----- MATERIAL TO PROCESS -----

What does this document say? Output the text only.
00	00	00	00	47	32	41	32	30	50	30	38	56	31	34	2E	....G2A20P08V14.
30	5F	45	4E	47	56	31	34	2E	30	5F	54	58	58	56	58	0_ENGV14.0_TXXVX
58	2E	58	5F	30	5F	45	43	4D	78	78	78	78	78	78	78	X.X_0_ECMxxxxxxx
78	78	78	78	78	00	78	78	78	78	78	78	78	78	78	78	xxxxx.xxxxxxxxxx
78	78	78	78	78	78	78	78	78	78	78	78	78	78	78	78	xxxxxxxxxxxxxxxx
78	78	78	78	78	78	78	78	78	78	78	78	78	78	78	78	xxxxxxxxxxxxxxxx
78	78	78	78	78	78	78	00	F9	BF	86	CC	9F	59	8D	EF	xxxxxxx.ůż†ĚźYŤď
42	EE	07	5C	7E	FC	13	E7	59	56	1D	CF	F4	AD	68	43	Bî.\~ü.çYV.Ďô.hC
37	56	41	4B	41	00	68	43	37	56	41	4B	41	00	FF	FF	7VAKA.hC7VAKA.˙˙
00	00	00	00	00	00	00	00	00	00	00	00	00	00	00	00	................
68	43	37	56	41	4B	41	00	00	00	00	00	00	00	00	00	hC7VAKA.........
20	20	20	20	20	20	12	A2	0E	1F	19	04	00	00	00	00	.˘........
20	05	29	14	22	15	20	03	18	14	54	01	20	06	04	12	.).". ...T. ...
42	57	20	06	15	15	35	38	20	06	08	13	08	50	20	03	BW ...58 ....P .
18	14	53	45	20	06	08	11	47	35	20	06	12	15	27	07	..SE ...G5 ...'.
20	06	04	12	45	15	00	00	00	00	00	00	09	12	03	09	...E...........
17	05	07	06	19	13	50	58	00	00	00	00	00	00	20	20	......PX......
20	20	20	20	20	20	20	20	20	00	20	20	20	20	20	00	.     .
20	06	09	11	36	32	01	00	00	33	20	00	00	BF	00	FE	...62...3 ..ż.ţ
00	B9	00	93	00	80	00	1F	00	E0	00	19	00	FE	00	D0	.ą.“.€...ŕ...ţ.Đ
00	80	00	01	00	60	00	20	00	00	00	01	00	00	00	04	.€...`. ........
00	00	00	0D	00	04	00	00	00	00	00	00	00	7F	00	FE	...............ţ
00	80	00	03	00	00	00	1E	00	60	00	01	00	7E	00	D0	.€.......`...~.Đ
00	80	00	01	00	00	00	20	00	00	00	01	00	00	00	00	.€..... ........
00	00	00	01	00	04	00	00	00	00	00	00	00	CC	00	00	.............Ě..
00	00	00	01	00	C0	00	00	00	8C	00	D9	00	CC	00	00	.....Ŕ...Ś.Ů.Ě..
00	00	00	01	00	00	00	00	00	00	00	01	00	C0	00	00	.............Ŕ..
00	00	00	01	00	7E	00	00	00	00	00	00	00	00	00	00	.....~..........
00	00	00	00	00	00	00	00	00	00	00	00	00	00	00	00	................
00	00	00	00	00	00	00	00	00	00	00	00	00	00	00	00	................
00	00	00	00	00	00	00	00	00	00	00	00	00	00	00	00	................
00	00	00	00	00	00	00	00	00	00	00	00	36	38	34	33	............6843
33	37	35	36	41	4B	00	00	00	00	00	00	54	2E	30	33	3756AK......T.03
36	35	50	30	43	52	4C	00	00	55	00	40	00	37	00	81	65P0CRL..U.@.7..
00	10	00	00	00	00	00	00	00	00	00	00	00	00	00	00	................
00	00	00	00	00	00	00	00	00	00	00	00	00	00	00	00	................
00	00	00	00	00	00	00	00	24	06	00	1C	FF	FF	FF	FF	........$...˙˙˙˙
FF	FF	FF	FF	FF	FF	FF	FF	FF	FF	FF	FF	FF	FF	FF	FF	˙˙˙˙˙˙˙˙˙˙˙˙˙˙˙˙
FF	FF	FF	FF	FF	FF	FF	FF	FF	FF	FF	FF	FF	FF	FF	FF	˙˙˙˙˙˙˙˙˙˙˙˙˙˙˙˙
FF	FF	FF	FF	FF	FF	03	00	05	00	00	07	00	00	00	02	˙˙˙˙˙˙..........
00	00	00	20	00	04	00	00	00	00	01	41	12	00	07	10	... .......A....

-----

- **EXERCISE DIRECTIONS**: Repeat every record, exactly as written.

- **TASK SOLUTION**:
What does this document say? Output the text only.
00	00	00	00	47	32	41	32	30	50	30	38	56	31	34	2E	....G2A20P08V14.
30	5F	45	4E	47	56	31	34	2E	30	5F	54	58	58	56	58	0_ENGV14.0_TXXVX
58	2E	58	5F	30	5F	45	43	4D	78	78	78	78	78	78	78	X.X_0_ECMxxxxxxx
78	78	78	78	78	00	78	78	78	78	78	78	78	78	78	78	xxxxx.xxxxxxxxxx
78	78	78	78	78	78	78	78	78	78	78	78	78	78	78	78	xxxxxxxxxxxxxxxx
78	78	78	78	78	78	78	78	78	78	78	78	78	78	78	78	xxxxxxxxxxxxxxxx
78	78	78	78	78	78	78	00	F9	BF	86	CC	9F	59	8D	EF	xxxxxxx.ůż†ĚźYŤď
42	EE	07	5C	7E	FC	13	E7	59	56	1D	CF	F4	AD	68	43	Bî.\~ü.çYV.Ďô.hC
37	56	41	4B	41	00	68	43	37	56	41	4B	41	00	FF	FF	7VAKA.hC7VAKA.˙˙
00	00	00	00	00	00	00	00	00	00	00	00	00	00	00	00	................
68	43	37	56	41	4B	41	00	00	00	00	00	00	00	00	00	hC7VAKA.........
20	20	20	20	20	20	12	A2	0E	1F	19	04	00	00	00	00	.˘........
20	05	29	14	22	15	20	03	18	14	54	01	20	06	04	12	.).". ...T. ...
42	57	20	06	15	15	35	38	20	06	08	13	08	50	20	03	BW ...58 ....P .
18	14	53	45	20	06	08	11	47	35	20	06	12	15	27	07	..SE ...G5 ...'.
20	06	04	12	45	15	00	00	00	00	00	00	09	12	03	09	...E...........
17	05	07	06	19	13	50	58	00	00	00	00	00	00	20	20	......PX......
20	20	20	20	20	20	20	20	20	00	20	20	20	20	20	00	.     .
20	06	09	11	36	32	01	00	00	33	20	00	00	BF	00	FE	...62...3 ..ż.ţ
00	B9	00	93	00	80	00	1F	00	E0	00	19	00	FE	00	D0	.ą.“.€...ŕ...ţ.Đ
00	80	00	01	00	60	00	20	00	00	00	01	00	00	00	04	.€...`. ........
00	00	00	0D	00	04	00	00	00	00	00	00	00	7F	00	FE	...............ţ
00	80	00	03	00	00	00	1E	00	60	00	01	00	7E	00	D0	.€.......`...~.Đ
00	80	00	01	00	00	00	20	00	00	00	01	00	00	00	00	.€..... ........
00	00	00	01	00	04	00	00	00	00	00	00	00	CC	00	00	.............Ě..
00	00	00	01	00	C0	00	00	00	8C	00	D9	00	CC	00	00	.....Ŕ...Ś.Ů.Ě..
00	00	00	01	00	00	00	00	00	00	00	01	00	C0	00	00	.............Ŕ..
00	00	00	01	00	7E	00	00	00	00	00	00	00	00	00	00	.....~..........
00	00	00	00	00	00	00	00	00	00	00	00	00	00	00	00	................
00	00	00	00	00	00	00	00	00	00	00	00	00	00	00	00	................
00	00	00	00	00	00	00	00	00	00	00	00	00	00	00	00	................
00	00	00	00	00	00	00	00	00	00	00	00	36	38	34	33	............6843
33	37	35	36	41	4B	00	00	00	00	00	00	54	2E	30	33	3756AK......T.03
36	35	50	30	43	52	4C	00	00	55	00	40	00	37	00	81	65P0CRL..U.@.7..
00	10	00	00	00	00	00	00	00	00	00	00	00	00	00	00	................
00	00	00	00	00	00	00	00	00	00	00	00	00	00	00	00	................
00	00	00	00	00	00	00	00	24	06	00	1C	FF	FF	FF	FF	........$...˙˙˙˙
FF	FF	FF	FF	FF	FF	FF	FF	FF	FF	FF	FF	FF	FF	FF	FF	˙˙˙˙˙˙˙˙˙˙˙˙˙˙˙˙
FF	FF	FF	FF	FF	FF	FF	FF	FF	FF	FF	FF	FF	FF	FF	FF	˙˙˙˙˙˙˙˙˙˙˙˙˙˙˙˙
FF	FF	FF	FF	FF	FF	03	00	05	00	00	07	00	00	00	02	˙˙˙˙˙˙..........
00	00	00	20	00	04	00	00	00	00	01	41	12	00	07	10	... .......A....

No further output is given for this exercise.